• **Work to do**: Quote the lines from the line holding "Extract all readable text from this page." to the very end of the listing, exactly, and no others.

Start Input material

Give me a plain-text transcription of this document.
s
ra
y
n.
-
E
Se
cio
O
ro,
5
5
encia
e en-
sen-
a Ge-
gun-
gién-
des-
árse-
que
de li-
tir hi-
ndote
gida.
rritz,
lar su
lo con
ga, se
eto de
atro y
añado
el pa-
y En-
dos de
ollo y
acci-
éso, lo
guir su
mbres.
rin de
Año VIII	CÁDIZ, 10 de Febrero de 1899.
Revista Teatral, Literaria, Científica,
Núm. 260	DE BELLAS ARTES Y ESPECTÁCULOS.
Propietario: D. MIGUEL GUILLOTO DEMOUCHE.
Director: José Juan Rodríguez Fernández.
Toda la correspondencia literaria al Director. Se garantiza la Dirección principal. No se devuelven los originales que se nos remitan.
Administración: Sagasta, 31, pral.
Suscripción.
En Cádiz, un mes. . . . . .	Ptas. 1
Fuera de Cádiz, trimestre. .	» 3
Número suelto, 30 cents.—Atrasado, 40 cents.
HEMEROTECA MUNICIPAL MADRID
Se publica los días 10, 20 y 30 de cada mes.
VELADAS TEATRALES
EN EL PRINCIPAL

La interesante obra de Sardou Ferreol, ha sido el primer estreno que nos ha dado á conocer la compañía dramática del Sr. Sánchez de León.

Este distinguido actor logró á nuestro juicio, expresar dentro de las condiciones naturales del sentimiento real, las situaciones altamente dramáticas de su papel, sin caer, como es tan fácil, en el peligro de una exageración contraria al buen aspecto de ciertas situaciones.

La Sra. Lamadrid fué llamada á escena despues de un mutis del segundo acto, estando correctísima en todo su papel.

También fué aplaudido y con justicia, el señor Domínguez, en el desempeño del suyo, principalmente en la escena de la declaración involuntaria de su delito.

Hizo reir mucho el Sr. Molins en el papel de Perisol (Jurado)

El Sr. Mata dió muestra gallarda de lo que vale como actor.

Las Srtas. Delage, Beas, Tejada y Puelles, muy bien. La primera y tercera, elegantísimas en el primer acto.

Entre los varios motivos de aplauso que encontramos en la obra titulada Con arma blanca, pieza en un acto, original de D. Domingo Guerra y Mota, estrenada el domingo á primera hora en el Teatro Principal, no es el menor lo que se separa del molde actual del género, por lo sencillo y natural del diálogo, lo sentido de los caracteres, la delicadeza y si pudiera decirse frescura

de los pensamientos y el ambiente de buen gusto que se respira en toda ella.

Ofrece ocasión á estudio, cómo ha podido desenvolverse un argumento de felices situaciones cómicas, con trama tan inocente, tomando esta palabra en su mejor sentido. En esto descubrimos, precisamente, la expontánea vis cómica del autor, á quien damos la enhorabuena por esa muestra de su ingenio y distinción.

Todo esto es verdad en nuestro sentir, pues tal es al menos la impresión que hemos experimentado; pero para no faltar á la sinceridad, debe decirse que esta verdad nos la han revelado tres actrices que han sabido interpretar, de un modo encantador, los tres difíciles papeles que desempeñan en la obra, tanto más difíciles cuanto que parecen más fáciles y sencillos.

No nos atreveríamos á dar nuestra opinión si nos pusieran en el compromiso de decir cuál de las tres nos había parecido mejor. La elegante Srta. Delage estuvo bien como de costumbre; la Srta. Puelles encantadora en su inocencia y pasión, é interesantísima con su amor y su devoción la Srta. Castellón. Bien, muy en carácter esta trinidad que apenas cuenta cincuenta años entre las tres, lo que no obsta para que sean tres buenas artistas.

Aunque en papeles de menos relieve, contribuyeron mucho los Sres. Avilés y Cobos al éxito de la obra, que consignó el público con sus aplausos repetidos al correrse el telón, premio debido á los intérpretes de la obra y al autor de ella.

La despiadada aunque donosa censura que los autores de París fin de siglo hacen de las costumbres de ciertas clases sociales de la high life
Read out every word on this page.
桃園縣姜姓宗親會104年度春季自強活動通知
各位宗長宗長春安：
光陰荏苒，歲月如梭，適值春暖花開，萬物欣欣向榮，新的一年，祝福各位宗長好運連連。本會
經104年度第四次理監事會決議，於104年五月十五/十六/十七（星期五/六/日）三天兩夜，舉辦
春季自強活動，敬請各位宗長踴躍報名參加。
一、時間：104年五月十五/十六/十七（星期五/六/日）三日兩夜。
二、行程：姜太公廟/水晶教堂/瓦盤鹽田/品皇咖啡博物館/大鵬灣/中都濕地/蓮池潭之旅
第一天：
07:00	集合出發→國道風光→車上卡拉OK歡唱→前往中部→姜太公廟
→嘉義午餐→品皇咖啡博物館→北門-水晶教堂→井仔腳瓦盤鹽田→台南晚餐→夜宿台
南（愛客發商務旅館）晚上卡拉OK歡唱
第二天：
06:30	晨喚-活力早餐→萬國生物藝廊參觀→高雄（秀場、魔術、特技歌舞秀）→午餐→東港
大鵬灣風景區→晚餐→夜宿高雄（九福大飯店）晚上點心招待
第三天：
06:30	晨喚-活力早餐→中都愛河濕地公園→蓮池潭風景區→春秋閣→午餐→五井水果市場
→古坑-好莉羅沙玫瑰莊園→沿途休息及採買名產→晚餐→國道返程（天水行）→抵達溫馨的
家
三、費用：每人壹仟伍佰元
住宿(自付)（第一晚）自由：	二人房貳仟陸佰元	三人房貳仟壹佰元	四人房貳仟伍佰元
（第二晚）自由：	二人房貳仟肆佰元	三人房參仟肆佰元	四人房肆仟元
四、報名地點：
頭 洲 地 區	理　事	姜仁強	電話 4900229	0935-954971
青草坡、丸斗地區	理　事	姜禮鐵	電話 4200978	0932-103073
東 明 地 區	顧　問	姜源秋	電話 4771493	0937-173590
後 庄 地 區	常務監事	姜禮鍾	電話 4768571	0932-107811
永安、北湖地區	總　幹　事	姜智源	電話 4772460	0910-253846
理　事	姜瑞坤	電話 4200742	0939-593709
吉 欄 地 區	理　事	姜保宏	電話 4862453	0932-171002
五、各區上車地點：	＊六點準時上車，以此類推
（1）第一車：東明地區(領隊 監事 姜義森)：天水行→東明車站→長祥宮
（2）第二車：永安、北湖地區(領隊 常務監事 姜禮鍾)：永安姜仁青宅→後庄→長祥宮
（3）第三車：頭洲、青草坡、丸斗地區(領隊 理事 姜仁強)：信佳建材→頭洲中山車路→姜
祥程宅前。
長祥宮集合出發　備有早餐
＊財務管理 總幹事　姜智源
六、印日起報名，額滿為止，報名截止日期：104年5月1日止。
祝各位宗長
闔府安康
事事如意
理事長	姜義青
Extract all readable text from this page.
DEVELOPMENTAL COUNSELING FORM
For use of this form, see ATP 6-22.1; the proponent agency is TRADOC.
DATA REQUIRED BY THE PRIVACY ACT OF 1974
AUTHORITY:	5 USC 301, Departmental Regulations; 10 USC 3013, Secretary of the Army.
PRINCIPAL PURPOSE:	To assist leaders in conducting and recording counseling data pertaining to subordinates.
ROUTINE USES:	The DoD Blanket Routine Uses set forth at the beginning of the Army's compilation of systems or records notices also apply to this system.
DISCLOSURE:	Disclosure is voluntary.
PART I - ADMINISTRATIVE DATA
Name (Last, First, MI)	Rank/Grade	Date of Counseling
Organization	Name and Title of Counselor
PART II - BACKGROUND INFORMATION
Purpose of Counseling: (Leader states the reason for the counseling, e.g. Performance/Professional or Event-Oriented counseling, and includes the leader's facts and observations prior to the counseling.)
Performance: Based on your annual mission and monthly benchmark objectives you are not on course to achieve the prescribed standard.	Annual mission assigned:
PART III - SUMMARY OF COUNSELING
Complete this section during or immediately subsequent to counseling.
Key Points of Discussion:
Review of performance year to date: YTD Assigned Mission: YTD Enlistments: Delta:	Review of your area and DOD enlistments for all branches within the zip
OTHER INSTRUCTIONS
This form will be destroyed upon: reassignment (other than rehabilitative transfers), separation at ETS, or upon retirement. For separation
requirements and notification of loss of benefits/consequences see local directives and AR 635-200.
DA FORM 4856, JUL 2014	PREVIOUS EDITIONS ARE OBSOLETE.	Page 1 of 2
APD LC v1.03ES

End Input material

• **Problem solution**:
Extract all readable text from this page.
DEVELOPMENTAL COUNSELING FORM
For use of this form, see ATP 6-22.1; the proponent agency is TRADOC.
DATA REQUIRED BY THE PRIVACY ACT OF 1974
AUTHORITY:	5 USC 301, Departmental Regulations; 10 USC 3013, Secretary of the Army.
PRINCIPAL PURPOSE:	To assist leaders in conducting and recording counseling data pertaining to subordinates.
ROUTINE USES:	The DoD Blanket Routine Uses set forth at the beginning of the Army's compilation of systems or records notices also apply to this system.
DISCLOSURE:	Disclosure is voluntary.
PART I - ADMINISTRATIVE DATA
Name (Last, First, MI)	Rank/Grade	Date of Counseling
Organization	Name and Title of Counselor
PART II - BACKGROUND INFORMATION
Purpose of Counseling: (Leader states the reason for the counseling, e.g. Performance/Professional or Event-Oriented counseling, and includes the leader's facts and observations prior to the counseling.)
Performance: Based on your annual mission and monthly benchmark objectives you are not on course to achieve the prescribed standard.	Annual mission assigned:
PART III - SUMMARY OF COUNSELING
Complete this section during or immediately subsequent to counseling.
Key Points of Discussion:
Review of performance year to date: YTD Assigned Mission: YTD Enlistments: Delta:	Review of your area and DOD enlistments for all branches within the zip
OTHER INSTRUCTIONS
This form will be destroyed upon: reassignment (other than rehabilitative transfers), separation at ETS, or upon retirement. For separation
requirements and notification of loss of benefits/consequences see local directives and AR 635-200.
DA FORM 4856, JUL 2014	PREVIOUS EDITIONS ARE OBSOLETE.	Page 1 of 2
APD LC v1.03ES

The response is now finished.